=== Aim ===
Return each line that holds the word "company".

=== Extracted data ===
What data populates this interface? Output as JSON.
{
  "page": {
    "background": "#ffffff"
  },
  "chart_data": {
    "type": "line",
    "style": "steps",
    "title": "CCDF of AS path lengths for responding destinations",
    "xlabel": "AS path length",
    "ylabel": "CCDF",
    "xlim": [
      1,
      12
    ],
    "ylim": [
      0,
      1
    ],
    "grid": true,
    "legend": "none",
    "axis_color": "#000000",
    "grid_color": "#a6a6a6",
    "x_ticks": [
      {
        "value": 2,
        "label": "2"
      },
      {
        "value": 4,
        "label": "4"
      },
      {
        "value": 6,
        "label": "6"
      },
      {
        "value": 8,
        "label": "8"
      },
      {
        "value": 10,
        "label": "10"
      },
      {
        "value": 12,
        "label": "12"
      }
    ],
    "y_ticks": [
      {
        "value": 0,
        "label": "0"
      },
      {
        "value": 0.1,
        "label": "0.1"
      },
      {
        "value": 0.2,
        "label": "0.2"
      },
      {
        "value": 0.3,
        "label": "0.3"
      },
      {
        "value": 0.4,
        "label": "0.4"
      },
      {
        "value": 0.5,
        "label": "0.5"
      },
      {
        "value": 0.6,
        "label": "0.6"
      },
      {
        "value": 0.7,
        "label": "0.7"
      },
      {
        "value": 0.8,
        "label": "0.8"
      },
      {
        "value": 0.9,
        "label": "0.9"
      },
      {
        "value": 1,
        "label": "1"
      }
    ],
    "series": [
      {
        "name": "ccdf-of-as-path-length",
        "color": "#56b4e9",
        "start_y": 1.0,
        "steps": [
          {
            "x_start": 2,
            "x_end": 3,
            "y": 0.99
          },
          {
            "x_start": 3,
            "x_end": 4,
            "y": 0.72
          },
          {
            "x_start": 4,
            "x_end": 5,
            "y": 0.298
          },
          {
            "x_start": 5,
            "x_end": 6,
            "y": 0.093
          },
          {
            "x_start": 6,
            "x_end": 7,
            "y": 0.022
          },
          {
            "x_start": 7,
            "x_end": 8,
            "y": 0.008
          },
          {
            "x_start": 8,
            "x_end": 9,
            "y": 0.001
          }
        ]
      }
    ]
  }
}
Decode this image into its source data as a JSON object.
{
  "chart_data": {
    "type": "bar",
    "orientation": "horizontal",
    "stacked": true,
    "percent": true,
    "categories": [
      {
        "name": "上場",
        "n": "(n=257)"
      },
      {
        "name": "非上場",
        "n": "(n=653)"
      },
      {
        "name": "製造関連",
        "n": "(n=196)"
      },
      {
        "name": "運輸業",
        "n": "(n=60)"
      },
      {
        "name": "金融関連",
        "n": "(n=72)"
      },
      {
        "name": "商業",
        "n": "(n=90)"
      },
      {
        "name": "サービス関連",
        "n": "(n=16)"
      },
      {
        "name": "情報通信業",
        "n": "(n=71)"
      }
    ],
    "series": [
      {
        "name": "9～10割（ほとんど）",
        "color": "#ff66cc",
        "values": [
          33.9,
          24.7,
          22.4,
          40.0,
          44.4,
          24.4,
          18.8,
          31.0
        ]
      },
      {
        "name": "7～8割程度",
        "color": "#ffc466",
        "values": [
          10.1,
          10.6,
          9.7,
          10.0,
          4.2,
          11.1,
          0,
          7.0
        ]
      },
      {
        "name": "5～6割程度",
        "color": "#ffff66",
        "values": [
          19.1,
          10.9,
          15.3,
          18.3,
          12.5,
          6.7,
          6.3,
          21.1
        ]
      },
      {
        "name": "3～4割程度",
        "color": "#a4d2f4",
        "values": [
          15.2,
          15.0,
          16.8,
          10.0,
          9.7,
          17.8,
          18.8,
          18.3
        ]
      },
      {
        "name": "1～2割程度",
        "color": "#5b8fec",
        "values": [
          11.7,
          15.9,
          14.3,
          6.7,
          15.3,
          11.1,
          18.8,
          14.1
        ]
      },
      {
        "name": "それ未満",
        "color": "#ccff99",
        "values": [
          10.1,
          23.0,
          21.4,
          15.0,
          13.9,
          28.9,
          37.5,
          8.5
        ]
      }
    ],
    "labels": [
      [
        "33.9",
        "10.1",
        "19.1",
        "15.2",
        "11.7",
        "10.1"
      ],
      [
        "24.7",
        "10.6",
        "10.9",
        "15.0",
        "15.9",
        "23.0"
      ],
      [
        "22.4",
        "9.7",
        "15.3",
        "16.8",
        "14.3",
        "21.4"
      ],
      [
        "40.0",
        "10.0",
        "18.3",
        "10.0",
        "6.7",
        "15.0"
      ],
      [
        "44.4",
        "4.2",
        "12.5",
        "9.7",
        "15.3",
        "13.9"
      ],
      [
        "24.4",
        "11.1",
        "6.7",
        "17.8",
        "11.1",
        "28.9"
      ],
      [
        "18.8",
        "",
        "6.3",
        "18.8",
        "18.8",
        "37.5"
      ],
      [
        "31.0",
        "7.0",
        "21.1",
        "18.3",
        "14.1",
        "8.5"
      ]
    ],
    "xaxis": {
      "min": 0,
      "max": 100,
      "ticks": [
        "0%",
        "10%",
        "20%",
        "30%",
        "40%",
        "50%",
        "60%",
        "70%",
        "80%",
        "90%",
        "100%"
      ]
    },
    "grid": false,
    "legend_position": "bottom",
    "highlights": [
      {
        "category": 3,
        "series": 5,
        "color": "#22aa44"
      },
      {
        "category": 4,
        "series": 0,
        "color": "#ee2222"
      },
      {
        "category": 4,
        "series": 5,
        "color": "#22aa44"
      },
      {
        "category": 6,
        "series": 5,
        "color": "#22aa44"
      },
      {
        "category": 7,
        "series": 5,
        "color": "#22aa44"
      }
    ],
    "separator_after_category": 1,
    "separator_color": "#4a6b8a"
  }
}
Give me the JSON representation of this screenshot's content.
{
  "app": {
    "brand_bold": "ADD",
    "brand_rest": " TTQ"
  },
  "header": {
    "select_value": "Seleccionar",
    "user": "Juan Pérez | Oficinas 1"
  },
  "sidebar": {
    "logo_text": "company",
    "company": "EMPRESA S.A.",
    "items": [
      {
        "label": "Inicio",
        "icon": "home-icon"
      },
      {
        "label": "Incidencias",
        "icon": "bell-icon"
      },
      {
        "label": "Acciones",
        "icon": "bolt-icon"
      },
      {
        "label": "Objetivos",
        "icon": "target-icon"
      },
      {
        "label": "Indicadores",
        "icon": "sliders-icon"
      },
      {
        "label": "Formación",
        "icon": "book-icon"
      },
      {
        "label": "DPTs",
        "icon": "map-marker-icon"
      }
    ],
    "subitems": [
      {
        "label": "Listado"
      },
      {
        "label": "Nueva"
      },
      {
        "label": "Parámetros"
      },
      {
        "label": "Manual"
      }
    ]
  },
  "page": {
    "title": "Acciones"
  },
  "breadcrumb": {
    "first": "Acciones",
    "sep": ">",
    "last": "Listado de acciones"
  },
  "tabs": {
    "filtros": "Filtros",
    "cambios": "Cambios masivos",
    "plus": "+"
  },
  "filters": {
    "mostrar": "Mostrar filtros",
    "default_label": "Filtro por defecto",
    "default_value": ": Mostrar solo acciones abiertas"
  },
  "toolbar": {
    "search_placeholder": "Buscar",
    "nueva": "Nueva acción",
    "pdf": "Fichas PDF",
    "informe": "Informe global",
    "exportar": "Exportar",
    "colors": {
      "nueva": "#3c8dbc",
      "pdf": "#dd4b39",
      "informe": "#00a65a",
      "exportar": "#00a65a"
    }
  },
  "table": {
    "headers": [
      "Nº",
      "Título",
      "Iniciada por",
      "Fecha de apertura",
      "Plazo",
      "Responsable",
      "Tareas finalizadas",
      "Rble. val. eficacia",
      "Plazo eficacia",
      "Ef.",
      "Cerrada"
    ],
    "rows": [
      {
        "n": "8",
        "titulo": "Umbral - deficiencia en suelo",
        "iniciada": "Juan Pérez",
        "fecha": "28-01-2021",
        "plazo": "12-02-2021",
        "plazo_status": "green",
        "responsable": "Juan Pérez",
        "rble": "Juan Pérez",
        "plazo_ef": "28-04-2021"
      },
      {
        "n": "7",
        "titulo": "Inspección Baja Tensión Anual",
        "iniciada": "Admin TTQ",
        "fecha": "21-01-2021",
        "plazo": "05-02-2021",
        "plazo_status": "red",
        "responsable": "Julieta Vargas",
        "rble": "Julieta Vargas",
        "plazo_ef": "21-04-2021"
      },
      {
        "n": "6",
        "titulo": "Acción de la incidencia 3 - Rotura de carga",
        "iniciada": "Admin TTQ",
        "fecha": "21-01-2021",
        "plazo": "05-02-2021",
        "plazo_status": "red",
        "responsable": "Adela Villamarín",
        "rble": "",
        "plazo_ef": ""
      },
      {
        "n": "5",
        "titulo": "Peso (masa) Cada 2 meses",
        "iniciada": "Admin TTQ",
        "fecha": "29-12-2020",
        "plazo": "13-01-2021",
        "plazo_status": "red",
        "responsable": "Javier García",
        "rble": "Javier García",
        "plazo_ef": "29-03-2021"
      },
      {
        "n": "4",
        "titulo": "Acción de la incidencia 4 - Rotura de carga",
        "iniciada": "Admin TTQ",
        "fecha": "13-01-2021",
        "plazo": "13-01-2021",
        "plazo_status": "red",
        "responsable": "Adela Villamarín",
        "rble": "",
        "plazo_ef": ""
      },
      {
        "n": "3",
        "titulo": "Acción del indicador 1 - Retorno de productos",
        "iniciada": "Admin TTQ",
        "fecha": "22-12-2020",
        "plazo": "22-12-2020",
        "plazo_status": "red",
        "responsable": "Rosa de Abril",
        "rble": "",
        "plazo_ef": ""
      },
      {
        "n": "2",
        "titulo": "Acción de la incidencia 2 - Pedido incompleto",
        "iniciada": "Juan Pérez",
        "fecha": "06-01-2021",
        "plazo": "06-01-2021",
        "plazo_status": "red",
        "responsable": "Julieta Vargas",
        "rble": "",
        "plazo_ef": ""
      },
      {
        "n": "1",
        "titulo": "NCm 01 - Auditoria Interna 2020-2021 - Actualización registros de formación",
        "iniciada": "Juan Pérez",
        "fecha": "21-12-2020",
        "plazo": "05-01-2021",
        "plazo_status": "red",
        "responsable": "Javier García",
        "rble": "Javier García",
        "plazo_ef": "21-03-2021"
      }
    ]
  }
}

=== Task answer ===
    "logo_text": "company",
    "company": "EMPRESA S.A.",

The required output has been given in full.